ÉNONCÉ — Réécris toutes ces lignes en liste numérotée, en supprimant les lignes vides.

Coordonnées de mise en page:
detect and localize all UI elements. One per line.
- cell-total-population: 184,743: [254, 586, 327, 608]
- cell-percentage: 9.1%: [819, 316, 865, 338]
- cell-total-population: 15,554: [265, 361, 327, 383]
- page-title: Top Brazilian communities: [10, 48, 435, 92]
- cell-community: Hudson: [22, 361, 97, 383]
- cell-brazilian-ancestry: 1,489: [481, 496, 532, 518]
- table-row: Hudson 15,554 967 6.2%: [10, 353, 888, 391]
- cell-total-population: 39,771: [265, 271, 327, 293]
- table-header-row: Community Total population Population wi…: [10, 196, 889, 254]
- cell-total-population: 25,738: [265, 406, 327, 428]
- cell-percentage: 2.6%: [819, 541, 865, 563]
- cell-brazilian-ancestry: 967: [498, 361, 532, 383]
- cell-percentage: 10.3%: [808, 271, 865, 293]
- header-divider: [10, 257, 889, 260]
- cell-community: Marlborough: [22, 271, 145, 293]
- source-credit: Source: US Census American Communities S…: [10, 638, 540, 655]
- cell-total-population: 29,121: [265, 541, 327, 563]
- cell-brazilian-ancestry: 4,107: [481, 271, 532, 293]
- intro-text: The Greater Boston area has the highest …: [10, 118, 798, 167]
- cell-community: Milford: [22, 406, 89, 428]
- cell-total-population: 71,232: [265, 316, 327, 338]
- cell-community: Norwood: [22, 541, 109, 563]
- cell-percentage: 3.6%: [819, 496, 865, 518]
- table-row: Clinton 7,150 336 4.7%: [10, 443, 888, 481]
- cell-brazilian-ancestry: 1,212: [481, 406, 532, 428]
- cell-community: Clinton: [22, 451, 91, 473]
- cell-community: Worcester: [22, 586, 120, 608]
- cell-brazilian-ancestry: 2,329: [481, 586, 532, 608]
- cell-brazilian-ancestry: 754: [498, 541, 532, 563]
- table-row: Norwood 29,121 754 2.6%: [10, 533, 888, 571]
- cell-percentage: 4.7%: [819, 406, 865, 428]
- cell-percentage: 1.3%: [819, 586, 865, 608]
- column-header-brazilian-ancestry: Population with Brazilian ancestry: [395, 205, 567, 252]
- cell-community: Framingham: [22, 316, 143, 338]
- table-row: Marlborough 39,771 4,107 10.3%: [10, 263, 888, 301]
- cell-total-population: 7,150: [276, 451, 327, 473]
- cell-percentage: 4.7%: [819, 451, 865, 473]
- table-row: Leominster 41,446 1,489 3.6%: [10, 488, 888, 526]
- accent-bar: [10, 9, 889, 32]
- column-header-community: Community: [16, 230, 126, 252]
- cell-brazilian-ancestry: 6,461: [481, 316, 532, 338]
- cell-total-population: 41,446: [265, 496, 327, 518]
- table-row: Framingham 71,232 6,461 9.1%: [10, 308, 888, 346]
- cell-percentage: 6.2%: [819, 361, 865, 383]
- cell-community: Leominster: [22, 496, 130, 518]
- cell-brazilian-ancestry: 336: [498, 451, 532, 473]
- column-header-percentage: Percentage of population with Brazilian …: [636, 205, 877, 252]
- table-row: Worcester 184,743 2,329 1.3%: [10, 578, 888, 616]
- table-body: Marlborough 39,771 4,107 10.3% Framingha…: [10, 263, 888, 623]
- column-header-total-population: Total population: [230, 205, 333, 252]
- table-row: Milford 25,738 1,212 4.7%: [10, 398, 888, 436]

SOLUTION PROPOSÉE —
1. detect and localize all UI elements. One per line.
2. - cell-total-population: 184,743: [254, 586, 327, 608]
3. - cell-percentage: 9.1%: [819, 316, 865, 338]
4. - cell-total-population: 15,554: [265, 361, 327, 383]
5. - page-title: Top Brazilian communities: [10, 48, 435, 92]
6. - cell-community: Hudson: [22, 361, 97, 383]
7. - cell-brazilian-ancestry: 1,489: [481, 496, 532, 518]
8. - table-row: Hudson 15,554 967 6.2%: [10, 353, 888, 391]
9. - cell-total-population: 39,771: [265, 271, 327, 293]
10. - table-header-row: Community Total population Population wi…: [10, 196, 889, 254]
11. - cell-total-population: 25,738: [265, 406, 327, 428]
12. - cell-percentage: 2.6%: [819, 541, 865, 563]
13. - cell-brazilian-ancestry: 967: [498, 361, 532, 383]
14. - cell-percentage: 10.3%: [808, 271, 865, 293]
15. - header-divider: [10, 257, 889, 260]
16. - cell-community: Marlborough: [22, 271, 145, 293]
17. - source-credit: Source: US Census American Communities S…: [10, 638, 540, 655]
18. - cell-total-population: 29,121: [265, 541, 327, 563]
19. - cell-brazilian-ancestry: 4,107: [481, 271, 532, 293]
20. - intro-text: The Greater Boston area has the highest …: [10, 118, 798, 167]
21. - cell-community: Milford: [22, 406, 89, 428]
22. - cell-total-population: 71,232: [265, 316, 327, 338]
23. - cell-community: Norwood: [22, 541, 109, 563]
24. - cell-percentage: 3.6%: [819, 496, 865, 518]
25. - table-row: Clinton 7,150 336 4.7%: [10, 443, 888, 481]
26. - cell-brazilian-ancestry: 1,212: [481, 406, 532, 428]
27. - cell-community: Clinton: [22, 451, 91, 473]
28. - cell-community: Worcester: [22, 586, 120, 608]
29. - cell-brazilian-ancestry: 2,329: [481, 586, 532, 608]
30. - cell-brazilian-ancestry: 754: [498, 541, 532, 563]
31. - table-row: Norwood 29,121 754 2.6%: [10, 533, 888, 571]
32. - cell-percentage: 4.7%: [819, 406, 865, 428]
33. - cell-percentage: 1.3%: [819, 586, 865, 608]
34. - column-header-brazilian-ancestry: Population with Brazilian ancestry: [395, 205, 567, 252]
35. - cell-community: Framingham: [22, 316, 143, 338]
36. - table-row: Marlborough 39,771 4,107 10.3%: [10, 263, 888, 301]
37. - cell-total-population: 7,150: [276, 451, 327, 473]
38. - cell-percentage: 4.7%: [819, 451, 865, 473]
39. - table-row: Leominster 41,446 1,489 3.6%: [10, 488, 888, 526]
40. - accent-bar: [10, 9, 889, 32]
41. - column-header-community: Community: [16, 230, 126, 252]
42. - cell-brazilian-ancestry: 6,461: [481, 316, 532, 338]
43. - cell-total-population: 41,446: [265, 496, 327, 518]
44. - table-row: Framingham 71,232 6,461 9.1%: [10, 308, 888, 346]
45. - cell-percentage: 6.2%: [819, 361, 865, 383]
46. - cell-community: Leominster: [22, 496, 130, 518]
47. - cell-brazilian-ancestry: 336: [498, 451, 532, 473]
48. - column-header-percentage: Percentage of population with Brazilian …: [636, 205, 877, 252]
49. - table-row: Worcester 184,743 2,329 1.3%: [10, 578, 888, 616]
50. - table-body: Marlborough 39,771 4,107 10.3% Framingha…: [10, 263, 888, 623]
51. - column-header-total-population: Total population: [230, 205, 333, 252]
52. - table-row: Milford 25,738 1,212 4.7%: [10, 398, 888, 436]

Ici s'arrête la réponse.